Lakeview Terrace (review)
Oh, to live to see such a rarity: a horror movie for grownups! No mad slashers who watched as children as their babysitters were viciously murdered. No psychopath who likes to play torture games. No creative carving up of frail human bodies. Just the plausible pettiness of human nastiness slowly, inexorably building to a tragedy of suburban proportions.
Ah, it’s an awkwardness we’re all familiar with: moving day. Meeting the new neighbors and trying to get off on the right foot, knowing that you’re stuck living next to these people for what’ll feel like forever if you can’t make it work. So it goes for Chris and Lisa Mattson (Patrick Wilson [Evening, Running with Scissors] and Kerry Washington [Fantastic Four: Rise of the Silver Surfer, I Think I Love My Wife]), obviously not newlyweds but moving into their first mortgage. They’re excited: it’s a beautiful house in a beautiful neighborhood in the hills of Los Angeles. It’s literally a dream come true.
The guy already living next door? Abel Turner (Samuel L. Jackson: Star Wars: The Clone Wars, Jumper) is a cop, and a hardass as a man and as a father: he’s got lots and lots of rules for his kids, teen Celia (Regine Nehy) and preteen Marcus (Jaishon Fisher). Mom is gone, so it’s just the three of them. Some of Abel’s rules — like the one about which basketball jersey Marcus may wear to school — seem like a little bit of a joke at first. But looking back later, we see that as just the tip of the iceberg of Abel’s authoritarianism.

Recorded information

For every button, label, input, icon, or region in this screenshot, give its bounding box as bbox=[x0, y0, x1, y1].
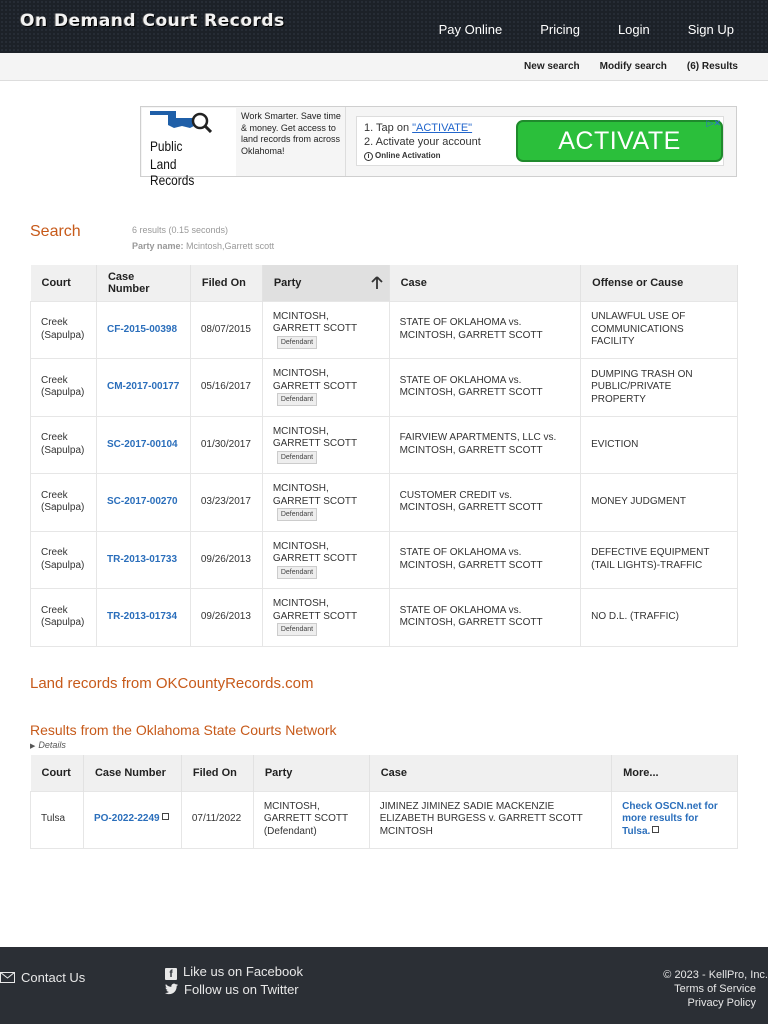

Description of the task
Continue the Lakeview Terrace review from its last sentence.

Result
The horrors of Lakeview Terrace are those of the everyday stripe, like Abel’s barely subsumed anger, and the tyranny of suburbia, and our own unspoken expectations, and the discomforts of racism that linger even in situations when that ugliness may not actually be present. Director Neil LaBute (The Wicker Man, Possession), working from a script by David Loughery and Howard Korder, plays a little bit with expectations about race right as he opens this tidy little package of a movie, as black Abel watches his new black neighbors — a young woman and an older man — move in, with the help of the white mover driving the U-Haul. If you’ve seen the ads and trailers for Terrace, you’re not fooled: you already know the young white man is Chris, the husband (the older black man, played by Ron Glass [Serenity], is Lisa’s father). But clever of LaBute to cast such talented yet relative unknowns as Wilson and Washington as his new homeowners: those moviegoers not in the know will be as fooled as Abel, perhaps, and will get the first of many shakeups just then.
Clever of LaBute, too, for casting Wilson and Washington, because these two are on the verge of stardom, if they play their games right. They’re extraordinary screen presences separately — and have been whether headlining smaller indies or in lower-profile roles in big films before — but together sear with amazing chemistry. It’s nice, and so rare, to see a couple on film that you can really believe is deeply in love.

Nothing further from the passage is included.